▸ The input

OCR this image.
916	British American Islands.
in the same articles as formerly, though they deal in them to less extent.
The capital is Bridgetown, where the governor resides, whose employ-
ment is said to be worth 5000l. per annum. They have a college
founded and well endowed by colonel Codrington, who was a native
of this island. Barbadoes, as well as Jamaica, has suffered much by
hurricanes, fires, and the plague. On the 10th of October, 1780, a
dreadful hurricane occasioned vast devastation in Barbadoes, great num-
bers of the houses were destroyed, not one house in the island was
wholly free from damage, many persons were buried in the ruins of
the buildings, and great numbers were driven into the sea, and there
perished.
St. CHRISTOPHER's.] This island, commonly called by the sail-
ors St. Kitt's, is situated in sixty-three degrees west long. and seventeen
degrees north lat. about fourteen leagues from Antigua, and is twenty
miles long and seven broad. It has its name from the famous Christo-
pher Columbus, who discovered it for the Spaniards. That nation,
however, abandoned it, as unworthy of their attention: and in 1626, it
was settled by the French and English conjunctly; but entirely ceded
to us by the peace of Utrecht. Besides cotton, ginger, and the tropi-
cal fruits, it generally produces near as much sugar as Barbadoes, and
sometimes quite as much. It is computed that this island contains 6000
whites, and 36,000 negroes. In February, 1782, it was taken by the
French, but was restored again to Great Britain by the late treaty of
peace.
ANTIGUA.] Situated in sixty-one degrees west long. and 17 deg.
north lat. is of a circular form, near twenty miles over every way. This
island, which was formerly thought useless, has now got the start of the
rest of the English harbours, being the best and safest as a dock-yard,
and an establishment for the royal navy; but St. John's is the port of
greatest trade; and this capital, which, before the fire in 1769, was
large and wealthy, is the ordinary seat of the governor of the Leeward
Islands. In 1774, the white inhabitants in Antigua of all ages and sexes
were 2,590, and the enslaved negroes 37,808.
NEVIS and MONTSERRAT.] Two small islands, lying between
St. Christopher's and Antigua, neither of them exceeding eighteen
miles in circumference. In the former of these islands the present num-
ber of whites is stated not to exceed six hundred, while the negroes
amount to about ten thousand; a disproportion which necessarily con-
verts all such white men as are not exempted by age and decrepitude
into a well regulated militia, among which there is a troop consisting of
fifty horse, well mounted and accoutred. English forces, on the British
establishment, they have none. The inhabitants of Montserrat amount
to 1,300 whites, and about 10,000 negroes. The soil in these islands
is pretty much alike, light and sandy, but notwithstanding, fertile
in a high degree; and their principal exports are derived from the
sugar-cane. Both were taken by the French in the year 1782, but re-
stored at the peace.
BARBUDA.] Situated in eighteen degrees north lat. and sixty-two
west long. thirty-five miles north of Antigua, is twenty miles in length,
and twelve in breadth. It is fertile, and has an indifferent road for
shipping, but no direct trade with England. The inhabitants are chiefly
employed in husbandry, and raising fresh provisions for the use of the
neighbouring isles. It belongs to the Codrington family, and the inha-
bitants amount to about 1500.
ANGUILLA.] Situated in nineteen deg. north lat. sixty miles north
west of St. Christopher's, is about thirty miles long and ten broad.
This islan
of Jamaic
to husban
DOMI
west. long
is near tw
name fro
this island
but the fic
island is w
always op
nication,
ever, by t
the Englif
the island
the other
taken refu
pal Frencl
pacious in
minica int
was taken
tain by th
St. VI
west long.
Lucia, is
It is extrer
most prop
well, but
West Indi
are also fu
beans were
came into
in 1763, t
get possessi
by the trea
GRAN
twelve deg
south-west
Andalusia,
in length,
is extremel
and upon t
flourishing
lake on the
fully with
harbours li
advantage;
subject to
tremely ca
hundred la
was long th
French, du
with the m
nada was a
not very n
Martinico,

▸ Task to carry out
Extract the data exactly as given.

▸ Reply to the task
OCR this image.
916	British American Islands.
in the same articles as formerly, though they deal in them to less extent.
The capital is Bridgetown, where the governor resides, whose employ-
ment is said to be worth 5000l. per annum. They have a college
founded and well endowed by colonel Codrington, who was a native
of this island. Barbadoes, as well as Jamaica, has suffered much by
hurricanes, fires, and the plague. On the 10th of October, 1780, a
dreadful hurricane occasioned vast devastation in Barbadoes, great num-
bers of the houses were destroyed, not one house in the island was
wholly free from damage, many persons were buried in the ruins of
the buildings, and great numbers were driven into the sea, and there
perished.
St. CHRISTOPHER's.] This island, commonly called by the sail-
ors St. Kitt's, is situated in sixty-three degrees west long. and seventeen
degrees north lat. about fourteen leagues from Antigua, and is twenty
miles long and seven broad. It has its name from the famous Christo-
pher Columbus, who discovered it for the Spaniards. That nation,
however, abandoned it, as unworthy of their attention: and in 1626, it
was settled by the French and English conjunctly; but entirely ceded
to us by the peace of Utrecht. Besides cotton, ginger, and the tropi-
cal fruits, it generally produces near as much sugar as Barbadoes, and
sometimes quite as much. It is computed that this island contains 6000
whites, and 36,000 negroes. In February, 1782, it was taken by the
French, but was restored again to Great Britain by the late treaty of
peace.
ANTIGUA.] Situated in sixty-one degrees west long. and 17 deg.
north lat. is of a circular form, near twenty miles over every way. This
island, which was formerly thought useless, has now got the start of the
rest of the English harbours, being the best and safest as a dock-yard,
and an establishment for the royal navy; but St. John's is the port of
greatest trade; and this capital, which, before the fire in 1769, was
large and wealthy, is the ordinary seat of the governor of the Leeward
Islands. In 1774, the white inhabitants in Antigua of all ages and sexes
were 2,590, and the enslaved negroes 37,808.
NEVIS and MONTSERRAT.] Two small islands, lying between
St. Christopher's and Antigua, neither of them exceeding eighteen
miles in circumference. In the former of these islands the present num-
ber of whites is stated not to exceed six hundred, while the negroes
amount to about ten thousand; a disproportion which necessarily con-
verts all such white men as are not exempted by age and decrepitude
into a well regulated militia, among which there is a troop consisting of
fifty horse, well mounted and accoutred. English forces, on the British
establishment, they have none. The inhabitants of Montserrat amount
to 1,300 whites, and about 10,000 negroes. The soil in these islands
is pretty much alike, light and sandy, but notwithstanding, fertile
in a high degree; and their principal exports are derived from the
sugar-cane. Both were taken by the French in the year 1782, but re-
stored at the peace.
BARBUDA.] Situated in eighteen degrees north lat. and sixty-two
west long. thirty-five miles north of Antigua, is twenty miles in length,
and twelve in breadth. It is fertile, and has an indifferent road for
shipping, but no direct trade with England. The inhabitants are chiefly
employed in husbandry, and raising fresh provisions for the use of the
neighbouring isles. It belongs to the Codrington family, and the inha-
bitants amount to about 1500.
ANGUILLA.] Situated in nineteen deg. north lat. sixty miles north
west of St. Christopher's, is about thirty miles long and ten broad.
This islan
of Jamaic
to husban
DOMI
west. long
is near tw
name fro
this island
but the fic
island is w
always op
nication,
ever, by t
the Englif
the island
the other
taken refu
pal Frencl
pacious in
minica int
was taken
tain by th
St. VI
west long.
Lucia, is
It is extrer
most prop
well, but
West Indi
are also fu
beans were
came into
in 1763, t
get possessi
by the trea
GRAN
twelve deg
south-west
Andalusia,
in length,
is extremel
and upon t
flourishing
lake on the
fully with
harbours li
advantage;
subject to
tremely ca
hundred la
was long th
French, du
with the m
nada was a
not very n
Martinico,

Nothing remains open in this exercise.